THE EXERCISE >> Please set down all the lines beneath this one exactly, without the pictures.

Stored entries:
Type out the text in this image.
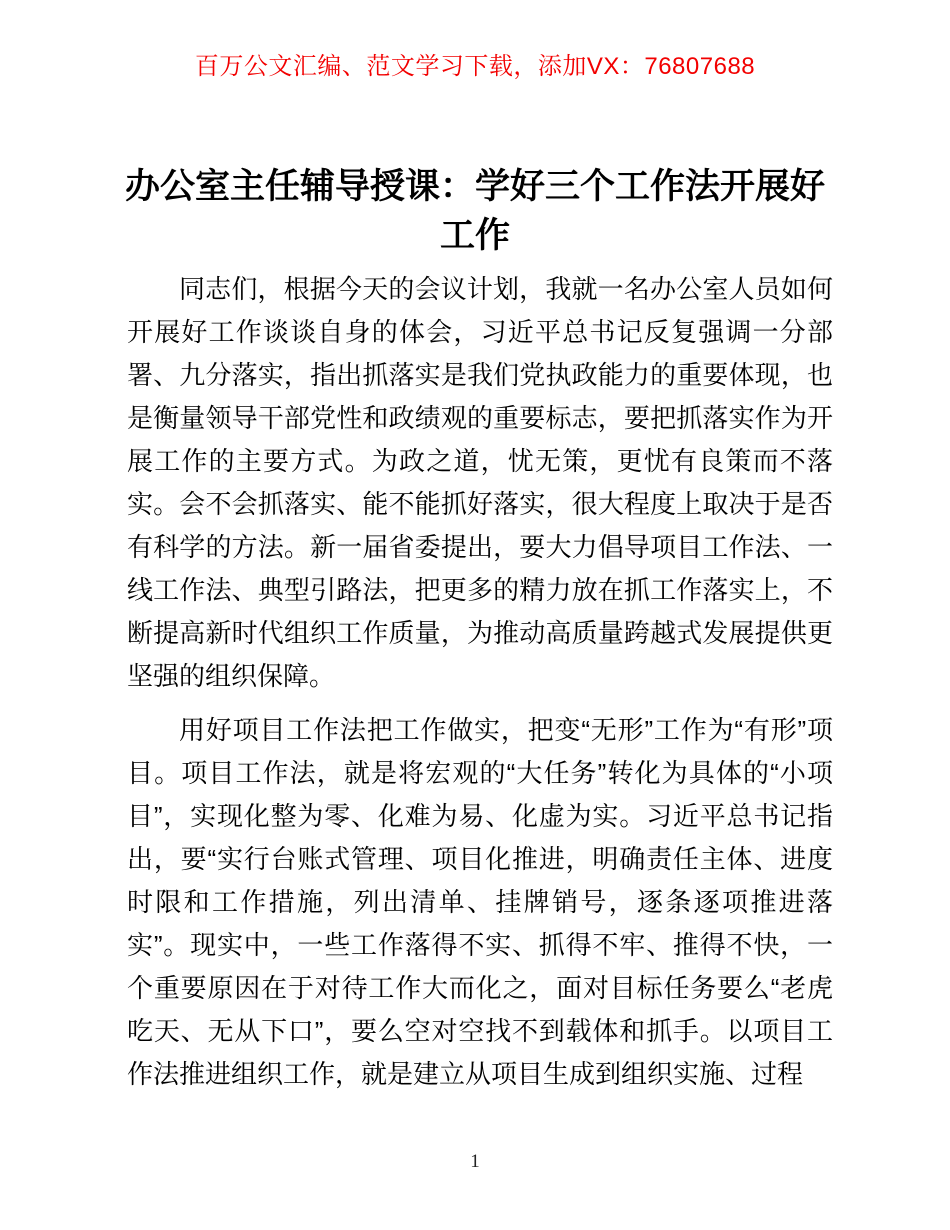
百万公文汇编、范文学习下载，添加VX：76807688
办公室主任辅导授课：学好三个工作法开展好工作

同志们，根据今天的会议计划，我就一名办公室人员如何开展好工作谈谈自身的体会，习近平总书记反复强调一分部署、九分落实，指出抓落实是我们党执政能力的重要体现，也是衡量领导干部党性和政绩观的重要标志，要把抓落实作为开展工作的主要方式。为政之道，忧无策，更忧有良策而不落实。会不会抓落实、能不能抓好落实，很大程度上取决于是否有科学的方法。新一届省委提出，要大力倡导项目工作法、一线工作法、典型引路法，把更多的精力放在抓工作落实上，不断提高新时代组织工作质量，为推动高质量跨越式发展提供更坚强的组织保障。

用好项目工作法把工作做实，把变“无形”工作为“有形”项目。项目工作法，就是将宏观的“大任务”转化为具体的“小项目”，实现化整为零、化难为易、化虚为实。习近平总书记指出，要“实行台账式管理、项目化推进，明确责任主体、进度时限和工作措施，列出清单、挂牌销号，逐条逐项推进落实”。现实中，一些工作落得不实、抓得不牢、推得不快，一个重要原因在于对待工作大而化之，面对目标任务要么“老虎吃天、无从下口”，要么空对空找不到载体和抓手。以项目工作法推进组织工作，就是建立从项目生成到组织实施、过程

1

WRITTEN ANSWER >>
Type out the text in this image.
百万公文汇编、范文学习下载，添加VX：76807688
办公室主任辅导授课：学好三个工作法开展好工作

同志们，根据今天的会议计划，我就一名办公室人员如何开展好工作谈谈自身的体会，习近平总书记反复强调一分部署、九分落实，指出抓落实是我们党执政能力的重要体现，也是衡量领导干部党性和政绩观的重要标志，要把抓落实作为开展工作的主要方式。为政之道，忧无策，更忧有良策而不落实。会不会抓落实、能不能抓好落实，很大程度上取决于是否有科学的方法。新一届省委提出，要大力倡导项目工作法、一线工作法、典型引路法，把更多的精力放在抓工作落实上，不断提高新时代组织工作质量，为推动高质量跨越式发展提供更坚强的组织保障。

用好项目工作法把工作做实，把变“无形”工作为“有形”项目。项目工作法，就是将宏观的“大任务”转化为具体的“小项目”，实现化整为零、化难为易、化虚为实。习近平总书记指出，要“实行台账式管理、项目化推进，明确责任主体、进度时限和工作措施，列出清单、挂牌销号，逐条逐项推进落实”。现实中，一些工作落得不实、抓得不牢、推得不快，一个重要原因在于对待工作大而化之，面对目标任务要么“老虎吃天、无从下口”，要么空对空找不到载体和抓手。以项目工作法推进组织工作，就是建立从项目生成到组织实施、过程

1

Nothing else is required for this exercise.